■ **Instructions for the task**: Look through the data below and work out how many lines contain the string "CTPS". Give the number alone.

[Dataset items]
########################################

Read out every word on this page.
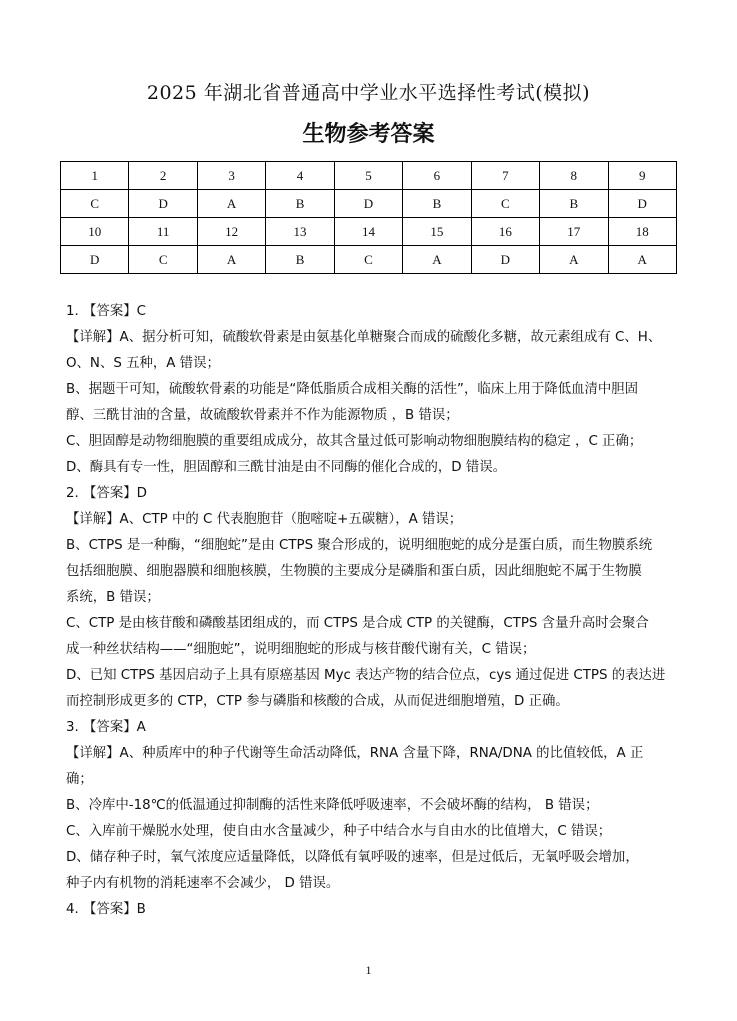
2025 年湖北省普通高中学业水平选择性考试(模拟)
生物参考答案
1	2	3	4	5	6	7	8	9
C	D	A	B	D	B	C	B	D
10	11	12	13	14	15	16	17	18
D	C	A	B	C	A	D	A	A

1. 【答案】C

【详解】A、据分析可知，硫酸软骨素是由氨基化单糖聚合而成的硫酸化多糖，故元素组成有 C、H、

O、N、S 五种，A 错误；

B、据题干可知，硫酸软骨素的功能是“降低脂质合成相关酶的活性”，临床上用于降低血清中胆固

醇、三酰甘油的含量，故硫酸软骨素并不作为能源物质 ，B 错误；

C、胆固醇是动物细胞膜的重要组成成分，故其含量过低可影响动物细胞膜结构的稳定 ，C 正确；

D、酶具有专一性，胆固醇和三酰甘油是由不同酶的催化合成的，D 错误。

2. 【答案】D

【详解】A、CTP 中的 C 代表胞胞苷（胞嘧啶+五碳糖），A 错误；

B、CTPS 是一种酶，“细胞蛇”是由 CTPS 聚合形成的，说明细胞蛇的成分是蛋白质，而生物膜系统

包括细胞膜、细胞器膜和细胞核膜，生物膜的主要成分是磷脂和蛋白质，因此细胞蛇不属于生物膜

系统，B 错误；

C、CTP 是由核苷酸和磷酸基团组成的，而 CTPS 是合成 CTP 的关键酶，CTPS 含量升高时会聚合

成一种丝状结构——“细胞蛇”，说明细胞蛇的形成与核苷酸代谢有关，C 错误；

D、已知 CTPS 基因启动子上具有原癌基因 Myc 表达产物的结合位点，cys 通过促进 CTPS 的表达进

而控制形成更多的 CTP，CTP 参与磷脂和核酸的合成，从而促进细胞增殖，D 正确。

3. 【答案】A

【详解】A、种质库中的种子代谢等生命活动降低，RNA 含量下降，RNA/DNA 的比值较低，A 正

确；

B、冷库中-18℃的低温通过抑制酶的活性来降低呼吸速率，不会破坏酶的结构， B 错误；

C、入库前干燥脱水处理，使自由水含量减少，种子中结合水与自由水的比值增大，C 错误；

D、储存种子时，氧气浓度应适量降低，以降低有氧呼吸的速率，但是过低后，无氧呼吸会增加，

种子内有机物的消耗速率不会减少， D 错误。

4. 【答案】B

1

########################################

■ **Finished answer**: 3